- _REQUIREMENT_
In the rows below, find each line that contains the string "button" and report it in full. Treat uppercase and lowercase letters as different.

* * * *

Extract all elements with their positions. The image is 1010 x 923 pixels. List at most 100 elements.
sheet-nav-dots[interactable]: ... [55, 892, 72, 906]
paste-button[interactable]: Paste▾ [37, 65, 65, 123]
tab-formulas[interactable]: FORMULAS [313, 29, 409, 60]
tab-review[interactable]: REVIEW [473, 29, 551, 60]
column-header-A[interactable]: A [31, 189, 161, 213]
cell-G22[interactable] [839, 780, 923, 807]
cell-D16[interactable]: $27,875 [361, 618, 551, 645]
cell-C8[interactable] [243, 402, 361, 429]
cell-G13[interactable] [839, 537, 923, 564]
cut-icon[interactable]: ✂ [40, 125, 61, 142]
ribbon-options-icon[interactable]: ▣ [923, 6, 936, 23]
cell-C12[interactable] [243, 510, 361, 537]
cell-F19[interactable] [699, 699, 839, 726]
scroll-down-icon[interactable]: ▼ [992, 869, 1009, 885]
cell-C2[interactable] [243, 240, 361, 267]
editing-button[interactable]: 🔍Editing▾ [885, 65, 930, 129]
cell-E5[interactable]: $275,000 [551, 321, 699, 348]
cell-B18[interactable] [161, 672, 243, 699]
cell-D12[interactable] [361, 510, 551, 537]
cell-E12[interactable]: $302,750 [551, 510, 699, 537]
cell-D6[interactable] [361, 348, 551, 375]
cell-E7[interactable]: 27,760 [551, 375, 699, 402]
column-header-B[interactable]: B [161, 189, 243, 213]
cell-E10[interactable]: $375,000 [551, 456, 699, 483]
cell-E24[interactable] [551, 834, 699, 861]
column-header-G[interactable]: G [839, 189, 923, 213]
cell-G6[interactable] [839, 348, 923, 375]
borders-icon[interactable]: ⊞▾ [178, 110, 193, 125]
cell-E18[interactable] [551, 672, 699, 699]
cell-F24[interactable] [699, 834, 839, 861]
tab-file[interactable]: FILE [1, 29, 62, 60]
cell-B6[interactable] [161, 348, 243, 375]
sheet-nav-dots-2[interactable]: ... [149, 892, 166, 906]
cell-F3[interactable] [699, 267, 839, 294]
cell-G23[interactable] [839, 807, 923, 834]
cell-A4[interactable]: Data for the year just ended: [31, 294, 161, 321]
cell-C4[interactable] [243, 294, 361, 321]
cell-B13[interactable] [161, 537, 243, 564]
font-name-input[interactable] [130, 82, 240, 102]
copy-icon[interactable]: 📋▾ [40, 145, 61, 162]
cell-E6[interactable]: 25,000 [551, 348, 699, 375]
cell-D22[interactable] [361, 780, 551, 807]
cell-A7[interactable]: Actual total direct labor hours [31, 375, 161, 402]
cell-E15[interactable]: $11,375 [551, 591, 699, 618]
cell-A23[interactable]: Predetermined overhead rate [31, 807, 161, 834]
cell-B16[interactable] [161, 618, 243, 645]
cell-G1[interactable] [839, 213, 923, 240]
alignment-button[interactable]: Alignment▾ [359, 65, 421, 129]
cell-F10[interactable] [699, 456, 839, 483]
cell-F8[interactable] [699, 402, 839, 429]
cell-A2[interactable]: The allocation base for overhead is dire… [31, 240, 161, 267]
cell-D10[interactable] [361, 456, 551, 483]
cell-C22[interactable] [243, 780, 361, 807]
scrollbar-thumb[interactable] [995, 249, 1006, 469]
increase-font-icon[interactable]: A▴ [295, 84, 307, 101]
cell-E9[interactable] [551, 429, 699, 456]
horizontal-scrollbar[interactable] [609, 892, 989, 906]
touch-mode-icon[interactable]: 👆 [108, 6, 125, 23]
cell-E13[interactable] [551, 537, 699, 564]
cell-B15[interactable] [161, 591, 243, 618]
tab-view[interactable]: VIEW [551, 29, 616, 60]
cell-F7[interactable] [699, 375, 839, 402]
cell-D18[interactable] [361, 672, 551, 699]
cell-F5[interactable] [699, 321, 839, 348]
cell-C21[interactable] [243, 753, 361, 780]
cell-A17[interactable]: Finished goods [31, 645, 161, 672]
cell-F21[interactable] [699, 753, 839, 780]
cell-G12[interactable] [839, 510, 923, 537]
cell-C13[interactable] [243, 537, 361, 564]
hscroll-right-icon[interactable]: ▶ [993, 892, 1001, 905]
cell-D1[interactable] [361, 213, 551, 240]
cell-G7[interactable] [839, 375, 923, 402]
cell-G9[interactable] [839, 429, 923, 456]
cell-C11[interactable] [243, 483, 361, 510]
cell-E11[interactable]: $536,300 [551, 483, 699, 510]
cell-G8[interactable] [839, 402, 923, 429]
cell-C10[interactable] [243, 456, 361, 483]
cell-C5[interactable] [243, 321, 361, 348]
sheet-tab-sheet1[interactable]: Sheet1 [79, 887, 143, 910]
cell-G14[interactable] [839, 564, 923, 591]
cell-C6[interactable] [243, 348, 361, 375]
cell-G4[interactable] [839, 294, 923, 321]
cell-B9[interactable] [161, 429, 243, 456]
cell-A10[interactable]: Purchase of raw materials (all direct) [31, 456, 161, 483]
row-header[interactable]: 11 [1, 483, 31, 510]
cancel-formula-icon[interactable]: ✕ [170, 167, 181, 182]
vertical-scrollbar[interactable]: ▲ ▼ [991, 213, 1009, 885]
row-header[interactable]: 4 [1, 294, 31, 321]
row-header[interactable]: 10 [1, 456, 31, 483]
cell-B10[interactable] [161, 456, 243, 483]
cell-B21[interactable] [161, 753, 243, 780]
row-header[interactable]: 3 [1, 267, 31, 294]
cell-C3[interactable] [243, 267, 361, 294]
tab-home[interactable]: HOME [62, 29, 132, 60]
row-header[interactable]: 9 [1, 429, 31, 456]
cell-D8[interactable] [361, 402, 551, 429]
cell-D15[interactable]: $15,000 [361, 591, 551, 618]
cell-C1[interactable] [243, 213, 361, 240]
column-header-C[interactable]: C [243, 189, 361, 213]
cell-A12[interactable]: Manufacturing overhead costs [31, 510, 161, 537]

* * * *

- _RESULT BELOW_
paste-button[interactable]: Paste▾ [37, 65, 65, 123]
editing-button[interactable]: 🔍Editing▾ [885, 65, 930, 129]
alignment-button[interactable]: Alignment▾ [359, 65, 421, 129]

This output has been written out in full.